▶ What needs to be done: Extract the full set of records that follows, word for word.

━━ Extracted entries

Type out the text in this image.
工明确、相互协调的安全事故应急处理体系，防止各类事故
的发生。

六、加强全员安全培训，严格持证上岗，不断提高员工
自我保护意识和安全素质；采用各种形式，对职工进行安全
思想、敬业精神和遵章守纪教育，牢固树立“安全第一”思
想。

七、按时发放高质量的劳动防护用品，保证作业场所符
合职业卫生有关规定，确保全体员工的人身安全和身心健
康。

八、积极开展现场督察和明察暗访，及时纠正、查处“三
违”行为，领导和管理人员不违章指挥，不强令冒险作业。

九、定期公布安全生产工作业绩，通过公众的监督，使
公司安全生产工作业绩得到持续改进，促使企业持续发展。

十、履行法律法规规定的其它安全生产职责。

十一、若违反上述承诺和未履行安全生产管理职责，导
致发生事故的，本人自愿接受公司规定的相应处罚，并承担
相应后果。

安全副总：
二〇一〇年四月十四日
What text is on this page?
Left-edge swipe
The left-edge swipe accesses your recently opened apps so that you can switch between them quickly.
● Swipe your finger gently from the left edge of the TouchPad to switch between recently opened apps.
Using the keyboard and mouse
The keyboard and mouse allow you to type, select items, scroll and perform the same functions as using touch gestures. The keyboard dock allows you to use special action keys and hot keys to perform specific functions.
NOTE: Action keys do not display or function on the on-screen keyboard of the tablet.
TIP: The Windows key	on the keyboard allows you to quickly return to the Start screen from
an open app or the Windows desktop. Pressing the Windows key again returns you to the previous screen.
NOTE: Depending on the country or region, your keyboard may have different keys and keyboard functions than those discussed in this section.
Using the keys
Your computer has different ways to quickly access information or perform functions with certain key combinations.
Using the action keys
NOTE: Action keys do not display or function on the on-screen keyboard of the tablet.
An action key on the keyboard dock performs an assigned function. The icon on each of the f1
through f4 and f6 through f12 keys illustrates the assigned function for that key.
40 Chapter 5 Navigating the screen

━━━━

▶ Answer for this exercise:
Type out the text in this image.
工明确、相互协调的安全事故应急处理体系，防止各类事故
的发生。

六、加强全员安全培训，严格持证上岗，不断提高员工
自我保护意识和安全素质；采用各种形式，对职工进行安全
思想、敬业精神和遵章守纪教育，牢固树立“安全第一”思
想。

七、按时发放高质量的劳动防护用品，保证作业场所符
合职业卫生有关规定，确保全体员工的人身安全和身心健
康。

八、积极开展现场督察和明察暗访，及时纠正、查处“三
违”行为，领导和管理人员不违章指挥，不强令冒险作业。

九、定期公布安全生产工作业绩，通过公众的监督，使
公司安全生产工作业绩得到持续改进，促使企业持续发展。

十、履行法律法规规定的其它安全生产职责。

十一、若违反上述承诺和未履行安全生产管理职责，导
致发生事故的，本人自愿接受公司规定的相应处罚，并承担
相应后果。

安全副总：
二〇一〇年四月十四日
What text is on this page?
Left-edge swipe
The left-edge swipe accesses your recently opened apps so that you can switch between them quickly.
● Swipe your finger gently from the left edge of the TouchPad to switch between recently opened apps.
Using the keyboard and mouse
The keyboard and mouse allow you to type, select items, scroll and perform the same functions as using touch gestures. The keyboard dock allows you to use special action keys and hot keys to perform specific functions.
NOTE: Action keys do not display or function on the on-screen keyboard of the tablet.
TIP: The Windows key	on the keyboard allows you to quickly return to the Start screen from
an open app or the Windows desktop. Pressing the Windows key again returns you to the previous screen.
NOTE: Depending on the country or region, your keyboard may have different keys and keyboard functions than those discussed in this section.
Using the keys
Your computer has different ways to quickly access information or perform functions with certain key combinations.
Using the action keys
NOTE: Action keys do not display or function on the on-screen keyboard of the tablet.
An action key on the keyboard dock performs an assigned function. The icon on each of the f1
through f4 and f6 through f12 keys illustrates the assigned function for that key.
40 Chapter 5 Navigating the screen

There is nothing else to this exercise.